▸ **WHAT TO DO**:
Your answer should be a single number: how many lines in the data below hold the string "Maguire".

Collected data entries:
════════════════════

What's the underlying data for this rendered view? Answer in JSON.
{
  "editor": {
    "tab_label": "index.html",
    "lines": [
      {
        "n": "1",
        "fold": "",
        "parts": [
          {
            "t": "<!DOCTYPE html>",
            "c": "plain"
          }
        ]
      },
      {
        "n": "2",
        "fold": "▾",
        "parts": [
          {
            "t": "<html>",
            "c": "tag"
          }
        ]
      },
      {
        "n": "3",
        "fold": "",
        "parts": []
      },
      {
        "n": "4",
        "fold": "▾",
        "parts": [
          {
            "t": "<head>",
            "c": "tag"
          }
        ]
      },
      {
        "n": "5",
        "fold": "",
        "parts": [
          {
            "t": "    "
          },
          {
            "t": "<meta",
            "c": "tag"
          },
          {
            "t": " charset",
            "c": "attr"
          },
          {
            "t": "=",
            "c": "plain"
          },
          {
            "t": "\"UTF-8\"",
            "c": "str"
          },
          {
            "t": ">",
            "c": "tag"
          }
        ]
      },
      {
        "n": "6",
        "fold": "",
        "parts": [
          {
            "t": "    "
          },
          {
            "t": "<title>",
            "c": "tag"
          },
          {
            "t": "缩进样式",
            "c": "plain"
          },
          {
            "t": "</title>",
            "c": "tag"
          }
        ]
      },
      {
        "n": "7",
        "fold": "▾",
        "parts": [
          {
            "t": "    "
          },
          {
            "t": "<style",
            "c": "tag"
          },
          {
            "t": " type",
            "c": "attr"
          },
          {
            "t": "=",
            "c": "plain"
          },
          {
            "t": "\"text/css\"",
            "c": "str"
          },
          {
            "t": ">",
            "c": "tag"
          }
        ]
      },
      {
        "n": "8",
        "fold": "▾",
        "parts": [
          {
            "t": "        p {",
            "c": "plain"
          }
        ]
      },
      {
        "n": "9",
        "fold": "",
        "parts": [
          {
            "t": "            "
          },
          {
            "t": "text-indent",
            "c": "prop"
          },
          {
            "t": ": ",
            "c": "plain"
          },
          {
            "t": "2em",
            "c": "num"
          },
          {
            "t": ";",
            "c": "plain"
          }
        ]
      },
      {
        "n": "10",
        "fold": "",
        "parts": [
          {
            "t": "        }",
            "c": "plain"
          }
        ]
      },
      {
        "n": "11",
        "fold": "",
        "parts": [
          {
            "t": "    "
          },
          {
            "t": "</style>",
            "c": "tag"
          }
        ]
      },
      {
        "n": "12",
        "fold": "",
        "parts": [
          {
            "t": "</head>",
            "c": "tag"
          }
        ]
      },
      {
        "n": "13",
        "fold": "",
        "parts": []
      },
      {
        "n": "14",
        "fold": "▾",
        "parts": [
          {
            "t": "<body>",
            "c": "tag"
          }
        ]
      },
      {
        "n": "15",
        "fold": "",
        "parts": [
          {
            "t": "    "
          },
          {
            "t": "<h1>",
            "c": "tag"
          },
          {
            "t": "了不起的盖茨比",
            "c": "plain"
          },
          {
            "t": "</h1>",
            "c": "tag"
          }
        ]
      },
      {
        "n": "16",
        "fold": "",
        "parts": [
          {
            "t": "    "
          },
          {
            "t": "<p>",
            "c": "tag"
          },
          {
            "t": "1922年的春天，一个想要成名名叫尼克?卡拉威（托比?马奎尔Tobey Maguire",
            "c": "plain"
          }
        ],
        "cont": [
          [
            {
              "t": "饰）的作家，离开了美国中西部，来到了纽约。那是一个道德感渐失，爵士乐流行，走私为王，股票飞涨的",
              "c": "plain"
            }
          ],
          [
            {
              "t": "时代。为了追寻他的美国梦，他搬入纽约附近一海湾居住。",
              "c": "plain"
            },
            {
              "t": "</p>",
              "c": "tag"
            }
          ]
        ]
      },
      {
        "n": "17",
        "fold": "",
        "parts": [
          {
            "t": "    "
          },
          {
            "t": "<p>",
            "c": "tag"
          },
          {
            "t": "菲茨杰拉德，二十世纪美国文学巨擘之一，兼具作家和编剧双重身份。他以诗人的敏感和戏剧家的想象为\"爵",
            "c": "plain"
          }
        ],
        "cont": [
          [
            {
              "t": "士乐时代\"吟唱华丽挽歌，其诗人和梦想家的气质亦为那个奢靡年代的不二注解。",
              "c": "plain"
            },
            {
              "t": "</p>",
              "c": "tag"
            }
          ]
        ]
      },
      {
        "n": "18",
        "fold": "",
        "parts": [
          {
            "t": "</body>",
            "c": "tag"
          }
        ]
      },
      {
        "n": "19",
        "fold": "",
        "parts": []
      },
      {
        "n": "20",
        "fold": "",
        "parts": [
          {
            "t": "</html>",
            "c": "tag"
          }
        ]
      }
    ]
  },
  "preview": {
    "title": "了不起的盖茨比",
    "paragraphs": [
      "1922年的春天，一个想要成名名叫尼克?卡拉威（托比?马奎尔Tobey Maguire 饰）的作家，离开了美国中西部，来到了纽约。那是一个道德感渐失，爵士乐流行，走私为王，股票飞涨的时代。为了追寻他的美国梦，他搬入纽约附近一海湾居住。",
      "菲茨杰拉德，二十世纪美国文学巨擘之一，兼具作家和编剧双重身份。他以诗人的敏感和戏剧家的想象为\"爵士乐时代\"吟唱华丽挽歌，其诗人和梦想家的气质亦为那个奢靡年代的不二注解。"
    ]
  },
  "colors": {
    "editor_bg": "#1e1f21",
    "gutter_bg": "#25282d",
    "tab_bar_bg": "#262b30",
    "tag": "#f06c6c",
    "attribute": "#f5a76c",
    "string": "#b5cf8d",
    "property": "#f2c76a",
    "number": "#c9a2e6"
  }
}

════════════════════

▸ **OUTPUT OF THE EXERCISE**:
2